━━ Records provided

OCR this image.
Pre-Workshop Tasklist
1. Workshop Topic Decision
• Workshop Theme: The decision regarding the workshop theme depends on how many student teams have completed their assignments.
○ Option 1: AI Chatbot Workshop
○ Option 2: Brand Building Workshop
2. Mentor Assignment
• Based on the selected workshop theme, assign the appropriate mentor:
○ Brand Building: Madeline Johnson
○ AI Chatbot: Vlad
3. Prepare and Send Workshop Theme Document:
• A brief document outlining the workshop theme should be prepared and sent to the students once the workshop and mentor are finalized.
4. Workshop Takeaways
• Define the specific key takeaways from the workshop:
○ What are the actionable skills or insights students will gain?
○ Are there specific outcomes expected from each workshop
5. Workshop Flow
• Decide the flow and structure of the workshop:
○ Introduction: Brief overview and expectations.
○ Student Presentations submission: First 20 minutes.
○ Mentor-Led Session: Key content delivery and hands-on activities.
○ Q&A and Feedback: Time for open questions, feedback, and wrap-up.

━━━━
━━ Records provided

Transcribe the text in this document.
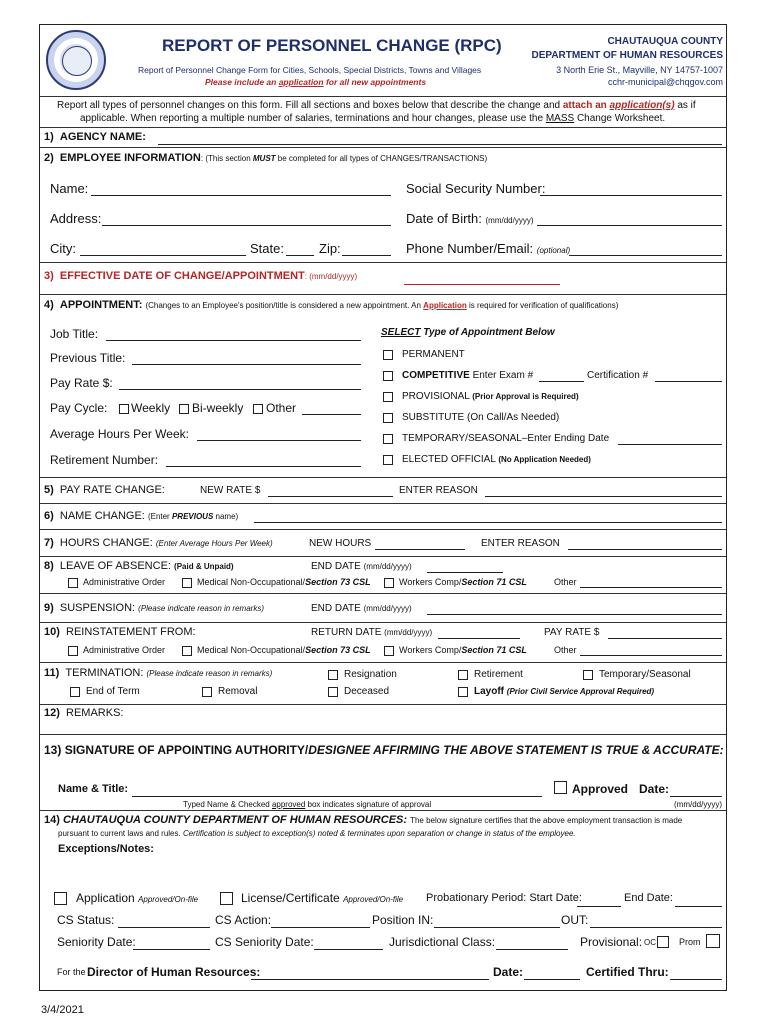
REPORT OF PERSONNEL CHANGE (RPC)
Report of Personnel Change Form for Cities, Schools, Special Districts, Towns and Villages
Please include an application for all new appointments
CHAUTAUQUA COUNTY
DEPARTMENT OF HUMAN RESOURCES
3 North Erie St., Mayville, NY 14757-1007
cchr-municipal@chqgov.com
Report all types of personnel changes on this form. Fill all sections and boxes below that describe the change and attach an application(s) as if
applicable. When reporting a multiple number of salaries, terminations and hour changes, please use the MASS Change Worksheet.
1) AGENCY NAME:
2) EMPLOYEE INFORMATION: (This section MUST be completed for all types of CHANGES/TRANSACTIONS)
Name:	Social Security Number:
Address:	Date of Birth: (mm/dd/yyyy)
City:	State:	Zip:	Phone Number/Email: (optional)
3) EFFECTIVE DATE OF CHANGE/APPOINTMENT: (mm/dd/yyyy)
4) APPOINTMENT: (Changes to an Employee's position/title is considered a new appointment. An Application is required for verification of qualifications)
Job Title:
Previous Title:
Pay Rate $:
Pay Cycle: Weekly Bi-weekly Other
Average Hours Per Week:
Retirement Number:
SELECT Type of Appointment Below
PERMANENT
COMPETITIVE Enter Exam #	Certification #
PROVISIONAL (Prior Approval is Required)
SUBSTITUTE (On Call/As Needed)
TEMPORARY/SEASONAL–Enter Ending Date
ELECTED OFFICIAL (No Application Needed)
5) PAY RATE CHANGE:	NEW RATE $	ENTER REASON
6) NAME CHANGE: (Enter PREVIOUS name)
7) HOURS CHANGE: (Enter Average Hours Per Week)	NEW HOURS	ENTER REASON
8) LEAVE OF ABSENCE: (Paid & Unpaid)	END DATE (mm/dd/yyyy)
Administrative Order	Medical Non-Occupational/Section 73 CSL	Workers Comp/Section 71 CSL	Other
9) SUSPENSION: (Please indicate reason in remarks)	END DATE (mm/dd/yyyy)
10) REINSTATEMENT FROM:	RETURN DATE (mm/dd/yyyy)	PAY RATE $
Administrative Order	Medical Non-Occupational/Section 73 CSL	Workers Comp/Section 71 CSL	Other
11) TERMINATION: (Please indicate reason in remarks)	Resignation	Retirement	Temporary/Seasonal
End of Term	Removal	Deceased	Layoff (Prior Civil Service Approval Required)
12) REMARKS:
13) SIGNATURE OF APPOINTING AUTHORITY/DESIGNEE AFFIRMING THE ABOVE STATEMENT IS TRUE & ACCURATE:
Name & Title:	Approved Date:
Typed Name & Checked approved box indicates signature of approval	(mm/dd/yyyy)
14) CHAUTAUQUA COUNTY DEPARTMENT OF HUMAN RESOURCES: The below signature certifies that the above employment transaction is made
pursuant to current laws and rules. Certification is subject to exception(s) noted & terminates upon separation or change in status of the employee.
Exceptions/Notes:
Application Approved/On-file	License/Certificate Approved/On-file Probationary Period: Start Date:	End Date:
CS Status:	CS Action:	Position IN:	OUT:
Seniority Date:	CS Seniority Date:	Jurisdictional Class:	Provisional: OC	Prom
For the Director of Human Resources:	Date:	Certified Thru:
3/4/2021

━━━━

* **Directions for this task**: Pick out and copy the lines of the entries that hold the string "Chatbot".

* **Complete response**:
○ Option 1: AI Chatbot Workshop
○ AI Chatbot: Vlad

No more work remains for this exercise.